* _WRITTEN EXERCISE_
Give only the number of lines in the data that include the string "title".

* _PROVIDED MATERIAL_
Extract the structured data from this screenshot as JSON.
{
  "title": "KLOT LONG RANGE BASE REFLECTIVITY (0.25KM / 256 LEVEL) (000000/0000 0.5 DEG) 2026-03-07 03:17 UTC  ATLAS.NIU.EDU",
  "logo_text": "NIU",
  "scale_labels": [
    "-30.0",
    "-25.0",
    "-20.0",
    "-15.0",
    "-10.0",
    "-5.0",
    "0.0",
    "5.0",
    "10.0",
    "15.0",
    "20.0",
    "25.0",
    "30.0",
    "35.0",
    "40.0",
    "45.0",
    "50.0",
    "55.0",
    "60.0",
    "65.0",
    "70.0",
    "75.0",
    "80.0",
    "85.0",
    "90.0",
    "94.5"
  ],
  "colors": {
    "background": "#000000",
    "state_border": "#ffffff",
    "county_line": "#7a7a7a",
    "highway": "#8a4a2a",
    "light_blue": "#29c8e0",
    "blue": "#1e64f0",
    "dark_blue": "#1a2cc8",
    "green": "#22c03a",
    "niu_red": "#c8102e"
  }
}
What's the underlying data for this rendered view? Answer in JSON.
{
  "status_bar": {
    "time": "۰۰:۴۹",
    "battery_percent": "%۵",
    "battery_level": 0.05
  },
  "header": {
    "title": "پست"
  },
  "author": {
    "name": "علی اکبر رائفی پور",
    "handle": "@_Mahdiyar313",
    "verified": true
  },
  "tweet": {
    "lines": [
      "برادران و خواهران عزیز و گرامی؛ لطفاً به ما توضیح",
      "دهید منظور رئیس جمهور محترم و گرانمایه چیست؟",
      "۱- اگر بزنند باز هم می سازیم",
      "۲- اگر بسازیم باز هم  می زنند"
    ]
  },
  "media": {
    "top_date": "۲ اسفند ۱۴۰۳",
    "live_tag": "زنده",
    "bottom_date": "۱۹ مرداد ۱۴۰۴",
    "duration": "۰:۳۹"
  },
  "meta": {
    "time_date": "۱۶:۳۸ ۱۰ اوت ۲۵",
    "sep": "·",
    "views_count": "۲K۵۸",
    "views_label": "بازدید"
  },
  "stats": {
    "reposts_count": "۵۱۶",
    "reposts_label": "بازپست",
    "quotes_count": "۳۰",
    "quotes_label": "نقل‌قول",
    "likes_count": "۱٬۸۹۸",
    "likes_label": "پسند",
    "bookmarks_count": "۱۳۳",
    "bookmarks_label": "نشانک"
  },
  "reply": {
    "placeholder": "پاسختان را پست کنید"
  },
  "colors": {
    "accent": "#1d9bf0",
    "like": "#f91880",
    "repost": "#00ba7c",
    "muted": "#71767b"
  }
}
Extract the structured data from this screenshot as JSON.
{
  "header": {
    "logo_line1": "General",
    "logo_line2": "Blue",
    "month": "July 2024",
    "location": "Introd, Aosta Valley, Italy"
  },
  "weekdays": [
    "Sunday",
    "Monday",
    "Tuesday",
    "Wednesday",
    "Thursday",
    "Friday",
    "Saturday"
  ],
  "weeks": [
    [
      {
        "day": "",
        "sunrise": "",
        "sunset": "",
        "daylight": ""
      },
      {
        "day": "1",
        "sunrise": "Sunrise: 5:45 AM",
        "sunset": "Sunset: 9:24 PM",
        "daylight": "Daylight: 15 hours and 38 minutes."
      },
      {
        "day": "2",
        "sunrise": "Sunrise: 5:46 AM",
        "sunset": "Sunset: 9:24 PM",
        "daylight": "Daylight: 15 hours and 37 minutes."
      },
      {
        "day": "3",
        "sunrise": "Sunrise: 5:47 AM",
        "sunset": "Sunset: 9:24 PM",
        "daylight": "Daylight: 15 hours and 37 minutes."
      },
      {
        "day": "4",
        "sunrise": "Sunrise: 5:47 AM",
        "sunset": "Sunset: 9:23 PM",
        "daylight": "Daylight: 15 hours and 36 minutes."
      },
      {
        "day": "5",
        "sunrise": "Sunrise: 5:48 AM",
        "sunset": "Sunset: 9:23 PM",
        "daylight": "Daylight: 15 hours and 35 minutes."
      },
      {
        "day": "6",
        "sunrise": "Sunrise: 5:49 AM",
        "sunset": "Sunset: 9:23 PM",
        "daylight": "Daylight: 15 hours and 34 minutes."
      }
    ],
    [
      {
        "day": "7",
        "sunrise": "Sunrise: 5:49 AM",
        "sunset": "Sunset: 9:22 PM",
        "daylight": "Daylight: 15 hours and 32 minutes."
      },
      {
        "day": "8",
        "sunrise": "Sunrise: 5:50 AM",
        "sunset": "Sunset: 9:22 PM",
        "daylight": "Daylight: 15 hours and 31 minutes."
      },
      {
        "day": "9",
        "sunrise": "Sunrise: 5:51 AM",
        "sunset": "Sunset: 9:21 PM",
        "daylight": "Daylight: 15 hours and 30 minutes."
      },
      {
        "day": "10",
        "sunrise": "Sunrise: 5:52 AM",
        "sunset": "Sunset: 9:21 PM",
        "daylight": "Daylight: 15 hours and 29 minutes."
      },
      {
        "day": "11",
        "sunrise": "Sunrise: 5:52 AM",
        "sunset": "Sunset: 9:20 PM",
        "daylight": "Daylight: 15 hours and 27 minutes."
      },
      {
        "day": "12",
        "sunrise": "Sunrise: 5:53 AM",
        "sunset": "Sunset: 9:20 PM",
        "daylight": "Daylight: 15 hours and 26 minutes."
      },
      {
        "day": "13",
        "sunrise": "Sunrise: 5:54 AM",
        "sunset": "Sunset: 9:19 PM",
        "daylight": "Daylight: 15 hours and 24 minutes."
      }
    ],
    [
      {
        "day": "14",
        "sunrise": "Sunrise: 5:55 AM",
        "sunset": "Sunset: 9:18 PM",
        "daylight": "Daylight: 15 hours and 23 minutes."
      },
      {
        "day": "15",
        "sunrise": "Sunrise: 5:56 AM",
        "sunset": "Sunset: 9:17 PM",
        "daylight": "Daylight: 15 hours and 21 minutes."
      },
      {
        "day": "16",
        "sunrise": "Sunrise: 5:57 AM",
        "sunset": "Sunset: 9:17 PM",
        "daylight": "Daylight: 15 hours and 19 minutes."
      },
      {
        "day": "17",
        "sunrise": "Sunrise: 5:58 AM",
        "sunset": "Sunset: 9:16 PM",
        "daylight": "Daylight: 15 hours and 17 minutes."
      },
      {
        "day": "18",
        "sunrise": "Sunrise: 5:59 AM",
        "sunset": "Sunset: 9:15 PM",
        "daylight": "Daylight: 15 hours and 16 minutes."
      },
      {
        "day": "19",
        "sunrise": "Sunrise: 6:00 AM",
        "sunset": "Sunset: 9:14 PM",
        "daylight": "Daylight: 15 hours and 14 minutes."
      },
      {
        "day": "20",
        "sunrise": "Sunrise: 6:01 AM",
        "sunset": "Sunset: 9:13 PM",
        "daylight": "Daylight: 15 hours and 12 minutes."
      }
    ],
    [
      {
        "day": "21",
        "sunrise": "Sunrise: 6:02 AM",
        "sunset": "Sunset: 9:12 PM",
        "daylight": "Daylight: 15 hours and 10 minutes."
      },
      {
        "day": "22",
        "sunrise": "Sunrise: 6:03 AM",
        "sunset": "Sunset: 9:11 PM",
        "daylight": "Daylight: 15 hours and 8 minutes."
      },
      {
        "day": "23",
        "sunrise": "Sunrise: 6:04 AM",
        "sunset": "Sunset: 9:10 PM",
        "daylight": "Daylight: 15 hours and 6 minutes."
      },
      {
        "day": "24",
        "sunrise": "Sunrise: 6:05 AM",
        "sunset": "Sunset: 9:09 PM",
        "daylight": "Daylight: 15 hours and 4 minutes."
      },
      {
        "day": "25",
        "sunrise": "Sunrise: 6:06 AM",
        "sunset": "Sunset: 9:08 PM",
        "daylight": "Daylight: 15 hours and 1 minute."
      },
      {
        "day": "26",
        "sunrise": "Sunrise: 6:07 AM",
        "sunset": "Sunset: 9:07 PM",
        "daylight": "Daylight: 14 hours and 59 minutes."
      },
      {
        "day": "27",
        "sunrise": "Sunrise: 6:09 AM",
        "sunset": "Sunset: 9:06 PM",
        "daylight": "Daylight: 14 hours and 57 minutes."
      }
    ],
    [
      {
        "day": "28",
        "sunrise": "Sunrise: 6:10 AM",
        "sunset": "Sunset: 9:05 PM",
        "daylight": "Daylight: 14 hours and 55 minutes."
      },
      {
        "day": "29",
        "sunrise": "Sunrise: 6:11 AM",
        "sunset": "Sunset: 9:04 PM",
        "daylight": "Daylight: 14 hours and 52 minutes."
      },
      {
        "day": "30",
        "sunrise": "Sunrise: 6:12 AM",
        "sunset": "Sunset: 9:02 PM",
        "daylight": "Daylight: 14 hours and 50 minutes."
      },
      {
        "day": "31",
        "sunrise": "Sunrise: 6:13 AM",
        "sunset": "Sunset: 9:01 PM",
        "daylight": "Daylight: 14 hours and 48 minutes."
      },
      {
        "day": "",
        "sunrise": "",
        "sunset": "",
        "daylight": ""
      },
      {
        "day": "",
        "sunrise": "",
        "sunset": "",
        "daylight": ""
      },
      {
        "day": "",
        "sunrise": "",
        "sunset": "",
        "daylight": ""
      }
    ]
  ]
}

* _TASK ANSWER_
2